◆ Task instructions ◆
Can you transcribe every line exactly and leave the pictures behind?

◆ Data for this exercise ◆
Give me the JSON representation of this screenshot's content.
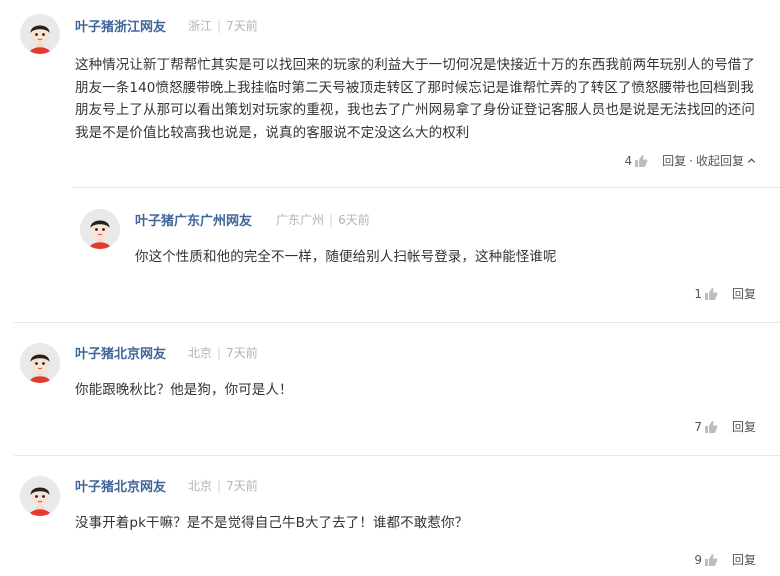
{
  "comments": [
    {
      "username": "叶子猪浙江网友",
      "location": "浙江",
      "time": "7天前",
      "text": "这种情况让新丁帮帮忙其实是可以找回来的玩家的利益大于一切何况是快接近十万的东西我前两年玩别人的号借了朋友一条140愤怒腰带晚上我挂临时第二天号被顶走转区了那时候忘记是谁帮忙弄的了转区了愤怒腰带也回档到我朋友号上了从那可以看出策划对玩家的重视，我也去了广州网易拿了身份证登记客服人员也是说是无法找回的还问我是不是价值比较高我也说是，说真的客服说不定没这么大的权利",
      "likes": "4",
      "reply_label": "回复",
      "collapse_label": "收起回复"
    },
    {
      "username": "叶子猪广东广州网友",
      "location": "广东广州",
      "time": "6天前",
      "text": "你这个性质和他的完全不一样，随便给别人扫帐号登录，这种能怪谁呢",
      "likes": "1",
      "reply_label": "回复"
    },
    {
      "username": "叶子猪北京网友",
      "location": "北京",
      "time": "7天前",
      "text": "你能跟晚秋比？他是狗，你可是人！",
      "likes": "7",
      "reply_label": "回复"
    },
    {
      "username": "叶子猪北京网友",
      "location": "北京",
      "time": "7天前",
      "text": "没事开着pk干嘛？是不是觉得自己牛B大了去了！谁都不敢惹你？",
      "likes": "9",
      "reply_label": "回复"
    }
  ],
  "separators": {
    "meta": "|",
    "action": "·"
  },
  "colors": {
    "username": "#406599",
    "meta": "#b3b3b3",
    "text": "#333333",
    "divider": "#e8e8e8",
    "avatar_bg": "#e9e9e9",
    "shirt": "#e23b2e"
  },
  "icons": {
    "avatar": "pig-avatar-icon",
    "like": "thumbs-up-icon",
    "collapse": "chevron-up-icon"
  }
}
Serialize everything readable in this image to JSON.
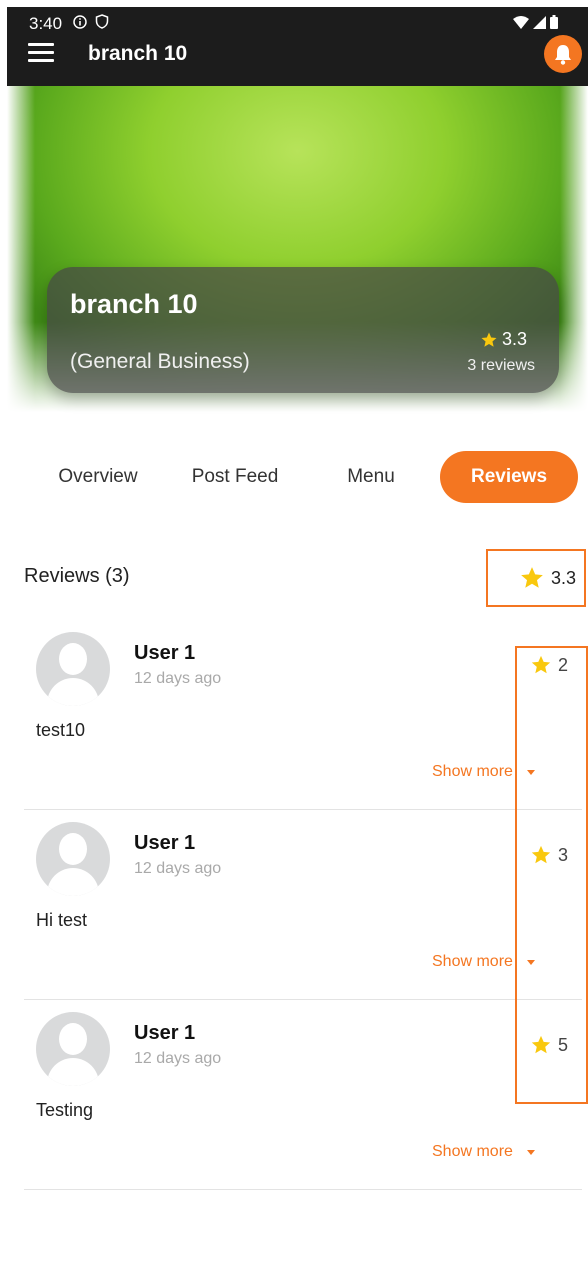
{
  "status_bar": {
    "time": "3:40",
    "icons": [
      "info-icon",
      "shield-icon",
      "wifi-icon",
      "signal-icon",
      "battery-icon"
    ]
  },
  "app_bar": {
    "title": "branch 10",
    "icons": [
      "menu-icon",
      "bell-icon"
    ]
  },
  "hero": {
    "name": "branch 10",
    "category": "(General Business)",
    "rating": "3.3",
    "reviews_count": "3 reviews"
  },
  "tabs": [
    {
      "label": "Overview",
      "active": false
    },
    {
      "label": "Post Feed",
      "active": false
    },
    {
      "label": "Menu",
      "active": false
    },
    {
      "label": "Reviews",
      "active": true
    }
  ],
  "reviews_section": {
    "title": "Reviews (3)",
    "average_rating": "3.3",
    "items": [
      {
        "user": "User 1",
        "time": "12 days ago",
        "rating": "2",
        "text": "test10",
        "show_more": "Show more"
      },
      {
        "user": "User 1",
        "time": "12 days ago",
        "rating": "3",
        "text": "Hi test",
        "show_more": "Show more"
      },
      {
        "user": "User 1",
        "time": "12 days ago",
        "rating": "5",
        "text": "Testing",
        "show_more": "Show more"
      }
    ]
  },
  "colors": {
    "accent": "#f47621",
    "star": "#f9c80e",
    "appbar": "#1c1c1c"
  }
}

◆ Answer to this exercise ◆
Give me the JSON representation of this screenshot's content.
{
  "comments": [
    {
      "username": "叶子猪浙江网友",
      "location": "浙江",
      "time": "7天前",
      "text": "这种情况让新丁帮帮忙其实是可以找回来的玩家的利益大于一切何况是快接近十万的东西我前两年玩别人的号借了朋友一条140愤怒腰带晚上我挂临时第二天号被顶走转区了那时候忘记是谁帮忙弄的了转区了愤怒腰带也回档到我朋友号上了从那可以看出策划对玩家的重视，我也去了广州网易拿了身份证登记客服人员也是说是无法找回的还问我是不是价值比较高我也说是，说真的客服说不定没这么大的权利",
      "likes": "4",
      "reply_label": "回复",
      "collapse_label": "收起回复"
    },
    {
      "username": "叶子猪广东广州网友",
      "location": "广东广州",
      "time": "6天前",
      "text": "你这个性质和他的完全不一样，随便给别人扫帐号登录，这种能怪谁呢",
      "likes": "1",
      "reply_label": "回复"
    },
    {
      "username": "叶子猪北京网友",
      "location": "北京",
      "time": "7天前",
      "text": "你能跟晚秋比？他是狗，你可是人！",
      "likes": "7",
      "reply_label": "回复"
    },
    {
      "username": "叶子猪北京网友",
      "location": "北京",
      "time": "7天前",
      "text": "没事开着pk干嘛？是不是觉得自己牛B大了去了！谁都不敢惹你？",
      "likes": "9",
      "reply_label": "回复"
    }
  ],
  "separators": {
    "meta": "|",
    "action": "·"
  },
  "colors": {
    "username": "#406599",
    "meta": "#b3b3b3",
    "text": "#333333",
    "divider": "#e8e8e8",
    "avatar_bg": "#e9e9e9",
    "shirt": "#e23b2e"
  },
  "icons": {
    "avatar": "pig-avatar-icon",
    "like": "thumbs-up-icon",
    "collapse": "chevron-up-icon"
  }
}
Serialize everything readable in this image to JSON.
{
  "status_bar": {
    "time": "3:40",
    "icons": [
      "info-icon",
      "shield-icon",
      "wifi-icon",
      "signal-icon",
      "battery-icon"
    ]
  },
  "app_bar": {
    "title": "branch 10",
    "icons": [
      "menu-icon",
      "bell-icon"
    ]
  },
  "hero": {
    "name": "branch 10",
    "category": "(General Business)",
    "rating": "3.3",
    "reviews_count": "3 reviews"
  },
  "tabs": [
    {
      "label": "Overview",
      "active": false
    },
    {
      "label": "Post Feed",
      "active": false
    },
    {
      "label": "Menu",
      "active": false
    },
    {
      "label": "Reviews",
      "active": true
    }
  ],
  "reviews_section": {
    "title": "Reviews (3)",
    "average_rating": "3.3",
    "items": [
      {
        "user": "User 1",
        "time": "12 days ago",
        "rating": "2",
        "text": "test10",
        "show_more": "Show more"
      },
      {
        "user": "User 1",
        "time": "12 days ago",
        "rating": "3",
        "text": "Hi test",
        "show_more": "Show more"
      },
      {
        "user": "User 1",
        "time": "12 days ago",
        "rating": "5",
        "text": "Testing",
        "show_more": "Show more"
      }
    ]
  },
  "colors": {
    "accent": "#f47621",
    "star": "#f9c80e",
    "appbar": "#1c1c1c"
  }
}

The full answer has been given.